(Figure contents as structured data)
'''
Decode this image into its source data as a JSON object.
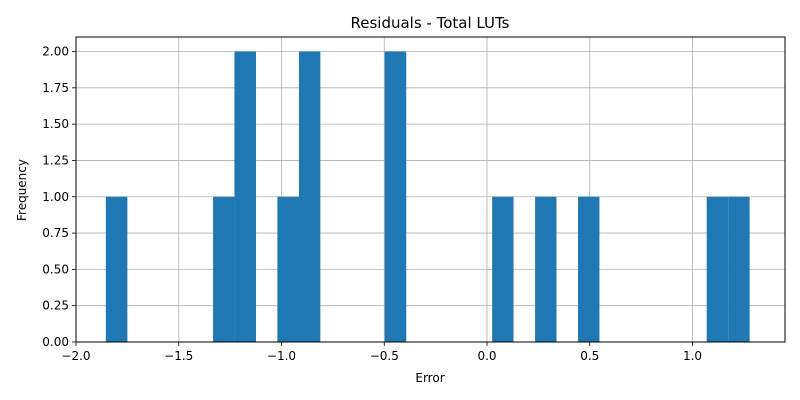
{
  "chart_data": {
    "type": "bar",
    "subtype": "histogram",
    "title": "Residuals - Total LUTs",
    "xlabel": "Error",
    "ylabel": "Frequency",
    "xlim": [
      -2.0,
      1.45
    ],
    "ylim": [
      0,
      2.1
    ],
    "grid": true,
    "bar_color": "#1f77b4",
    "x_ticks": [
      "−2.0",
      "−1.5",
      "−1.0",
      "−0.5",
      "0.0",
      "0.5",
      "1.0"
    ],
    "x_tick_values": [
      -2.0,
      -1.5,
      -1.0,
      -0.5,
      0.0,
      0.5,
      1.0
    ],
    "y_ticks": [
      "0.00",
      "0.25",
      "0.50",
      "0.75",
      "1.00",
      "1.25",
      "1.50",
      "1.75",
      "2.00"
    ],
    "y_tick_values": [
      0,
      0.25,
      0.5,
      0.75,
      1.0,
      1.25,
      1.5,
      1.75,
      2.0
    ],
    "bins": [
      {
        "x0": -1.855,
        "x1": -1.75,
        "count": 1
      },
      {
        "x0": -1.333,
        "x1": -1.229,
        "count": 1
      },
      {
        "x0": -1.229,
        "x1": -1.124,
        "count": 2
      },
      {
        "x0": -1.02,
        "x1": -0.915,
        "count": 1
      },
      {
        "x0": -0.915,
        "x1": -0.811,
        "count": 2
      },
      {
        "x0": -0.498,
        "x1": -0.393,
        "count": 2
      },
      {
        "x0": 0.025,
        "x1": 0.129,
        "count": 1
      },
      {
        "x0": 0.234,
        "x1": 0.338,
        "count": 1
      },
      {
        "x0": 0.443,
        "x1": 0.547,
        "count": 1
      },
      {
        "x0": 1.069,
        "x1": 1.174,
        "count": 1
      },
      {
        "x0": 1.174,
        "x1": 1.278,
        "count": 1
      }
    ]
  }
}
'''
The listing above must be printed again exactly, minus its pictures.

▸ Task solution:
Decode this image into its source data as a JSON object.
{
  "chart_data": {
    "type": "bar",
    "subtype": "histogram",
    "title": "Residuals - Total LUTs",
    "xlabel": "Error",
    "ylabel": "Frequency",
    "xlim": [
      -2.0,
      1.45
    ],
    "ylim": [
      0,
      2.1
    ],
    "grid": true,
    "bar_color": "#1f77b4",
    "x_ticks": [
      "−2.0",
      "−1.5",
      "−1.0",
      "−0.5",
      "0.0",
      "0.5",
      "1.0"
    ],
    "x_tick_values": [
      -2.0,
      -1.5,
      -1.0,
      -0.5,
      0.0,
      0.5,
      1.0
    ],
    "y_ticks": [
      "0.00",
      "0.25",
      "0.50",
      "0.75",
      "1.00",
      "1.25",
      "1.50",
      "1.75",
      "2.00"
    ],
    "y_tick_values": [
      0,
      0.25,
      0.5,
      0.75,
      1.0,
      1.25,
      1.5,
      1.75,
      2.0
    ],
    "bins": [
      {
        "x0": -1.855,
        "x1": -1.75,
        "count": 1
      },
      {
        "x0": -1.333,
        "x1": -1.229,
        "count": 1
      },
      {
        "x0": -1.229,
        "x1": -1.124,
        "count": 2
      },
      {
        "x0": -1.02,
        "x1": -0.915,
        "count": 1
      },
      {
        "x0": -0.915,
        "x1": -0.811,
        "count": 2
      },
      {
        "x0": -0.498,
        "x1": -0.393,
        "count": 2
      },
      {
        "x0": 0.025,
        "x1": 0.129,
        "count": 1
      },
      {
        "x0": 0.234,
        "x1": 0.338,
        "count": 1
      },
      {
        "x0": 0.443,
        "x1": 0.547,
        "count": 1
      },
      {
        "x0": 1.069,
        "x1": 1.174,
        "count": 1
      },
      {
        "x0": 1.174,
        "x1": 1.278,
        "count": 1
      }
    ]
  }
}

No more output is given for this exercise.